Start of INPUT RECORDS

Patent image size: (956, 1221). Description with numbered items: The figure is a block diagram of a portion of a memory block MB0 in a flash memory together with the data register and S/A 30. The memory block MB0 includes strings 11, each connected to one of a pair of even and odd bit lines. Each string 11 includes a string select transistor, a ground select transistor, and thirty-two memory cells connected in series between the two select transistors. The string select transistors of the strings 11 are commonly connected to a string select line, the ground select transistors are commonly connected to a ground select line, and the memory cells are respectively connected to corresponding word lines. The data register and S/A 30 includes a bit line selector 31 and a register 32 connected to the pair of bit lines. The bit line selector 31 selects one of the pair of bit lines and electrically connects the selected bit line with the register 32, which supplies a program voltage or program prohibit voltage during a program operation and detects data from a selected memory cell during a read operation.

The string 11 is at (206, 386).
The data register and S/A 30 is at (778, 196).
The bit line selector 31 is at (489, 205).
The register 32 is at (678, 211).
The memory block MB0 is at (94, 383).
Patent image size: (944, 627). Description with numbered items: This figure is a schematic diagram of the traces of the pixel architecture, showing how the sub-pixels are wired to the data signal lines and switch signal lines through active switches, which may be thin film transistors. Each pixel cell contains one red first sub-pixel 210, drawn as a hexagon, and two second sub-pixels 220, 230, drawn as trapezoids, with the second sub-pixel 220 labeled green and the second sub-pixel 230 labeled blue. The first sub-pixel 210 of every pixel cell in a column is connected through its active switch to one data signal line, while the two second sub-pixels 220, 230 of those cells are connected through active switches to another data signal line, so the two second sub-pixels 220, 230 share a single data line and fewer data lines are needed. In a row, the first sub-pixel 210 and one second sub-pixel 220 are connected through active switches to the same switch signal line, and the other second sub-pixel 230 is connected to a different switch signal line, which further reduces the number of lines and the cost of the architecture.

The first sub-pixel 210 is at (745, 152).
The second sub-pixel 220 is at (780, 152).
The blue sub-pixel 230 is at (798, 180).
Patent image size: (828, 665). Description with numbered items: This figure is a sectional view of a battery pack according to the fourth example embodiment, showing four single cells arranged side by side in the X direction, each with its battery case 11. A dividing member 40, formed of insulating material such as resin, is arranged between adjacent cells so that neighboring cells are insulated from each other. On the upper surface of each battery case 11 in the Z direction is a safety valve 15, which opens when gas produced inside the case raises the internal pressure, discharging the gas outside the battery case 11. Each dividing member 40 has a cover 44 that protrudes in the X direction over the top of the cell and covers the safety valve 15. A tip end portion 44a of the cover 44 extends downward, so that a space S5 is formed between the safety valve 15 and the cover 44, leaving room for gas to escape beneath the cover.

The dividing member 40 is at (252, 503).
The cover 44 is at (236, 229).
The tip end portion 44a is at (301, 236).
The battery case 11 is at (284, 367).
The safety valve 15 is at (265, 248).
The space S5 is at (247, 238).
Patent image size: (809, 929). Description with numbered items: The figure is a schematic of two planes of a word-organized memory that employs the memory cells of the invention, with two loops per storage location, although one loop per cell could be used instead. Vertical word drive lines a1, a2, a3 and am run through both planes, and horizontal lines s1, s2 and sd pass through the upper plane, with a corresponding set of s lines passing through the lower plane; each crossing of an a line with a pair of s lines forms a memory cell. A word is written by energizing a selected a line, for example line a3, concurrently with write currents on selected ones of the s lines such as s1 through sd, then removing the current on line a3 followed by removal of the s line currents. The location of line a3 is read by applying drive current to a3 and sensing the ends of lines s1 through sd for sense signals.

End of INPUT RECORDS

### [WHAT THE EXERCISE ASKS]
Once you have read the data, reproduce all of it exactly.

### [SOLUTION BELOW]
Patent image size: (956, 1221). Description with numbered items: The figure is a block diagram of a portion of a memory block MB0 in a flash memory together with the data register and S/A 30. The memory block MB0 includes strings 11, each connected to one of a pair of even and odd bit lines. Each string 11 includes a string select transistor, a ground select transistor, and thirty-two memory cells connected in series between the two select transistors. The string select transistors of the strings 11 are commonly connected to a string select line, the ground select transistors are commonly connected to a ground select line, and the memory cells are respectively connected to corresponding word lines. The data register and S/A 30 includes a bit line selector 31 and a register 32 connected to the pair of bit lines. The bit line selector 31 selects one of the pair of bit lines and electrically connects the selected bit line with the register 32, which supplies a program voltage or program prohibit voltage during a program operation and detects data from a selected memory cell during a read operation.

The string 11 is at (206, 386).
The data register and S/A 30 is at (778, 196).
The bit line selector 31 is at (489, 205).
The register 32 is at (678, 211).
The memory block MB0 is at (94, 383).
Patent image size: (944, 627). Description with numbered items: This figure is a schematic diagram of the traces of the pixel architecture, showing how the sub-pixels are wired to the data signal lines and switch signal lines through active switches, which may be thin film transistors. Each pixel cell contains one red first sub-pixel 210, drawn as a hexagon, and two second sub-pixels 220, 230, drawn as trapezoids, with the second sub-pixel 220 labeled green and the second sub-pixel 230 labeled blue. The first sub-pixel 210 of every pixel cell in a column is connected through its active switch to one data signal line, while the two second sub-pixels 220, 230 of those cells are connected through active switches to another data signal line, so the two second sub-pixels 220, 230 share a single data line and fewer data lines are needed. In a row, the first sub-pixel 210 and one second sub-pixel 220 are connected through active switches to the same switch signal line, and the other second sub-pixel 230 is connected to a different switch signal line, which further reduces the number of lines and the cost of the architecture.

The first sub-pixel 210 is at (745, 152).
The second sub-pixel 220 is at (780, 152).
The blue sub-pixel 230 is at (798, 180).
Patent image size: (828, 665). Description with numbered items: This figure is a sectional view of a battery pack according to the fourth example embodiment, showing four single cells arranged side by side in the X direction, each with its battery case 11. A dividing member 40, formed of insulating material such as resin, is arranged between adjacent cells so that neighboring cells are insulated from each other. On the upper surface of each battery case 11 in the Z direction is a safety valve 15, which opens when gas produced inside the case raises the internal pressure, discharging the gas outside the battery case 11. Each dividing member 40 has a cover 44 that protrudes in the X direction over the top of the cell and covers the safety valve 15. A tip end portion 44a of the cover 44 extends downward, so that a space S5 is formed between the safety valve 15 and the cover 44, leaving room for gas to escape beneath the cover.

The dividing member 40 is at (252, 503).
The cover 44 is at (236, 229).
The tip end portion 44a is at (301, 236).
The battery case 11 is at (284, 367).
The safety valve 15 is at (265, 248).
The space S5 is at (247, 238).
Patent image size: (809, 929). Description with numbered items: The figure is a schematic of two planes of a word-organized memory that employs the memory cells of the invention, with two loops per storage location, although one loop per cell could be used instead. Vertical word drive lines a1, a2, a3 and am run through both planes, and horizontal lines s1, s2 and sd pass through the upper plane, with a corresponding set of s lines passing through the lower plane; each crossing of an a line with a pair of s lines forms a memory cell. A word is written by energizing a selected a line, for example line a3, concurrently with write currents on selected ones of the s lines such as s1 through sd, then removing the current on line a3 followed by removal of the s line currents. The location of line a3 is read by applying drive current to a3 and sensing the ends of lines s1 through sd for sense signals.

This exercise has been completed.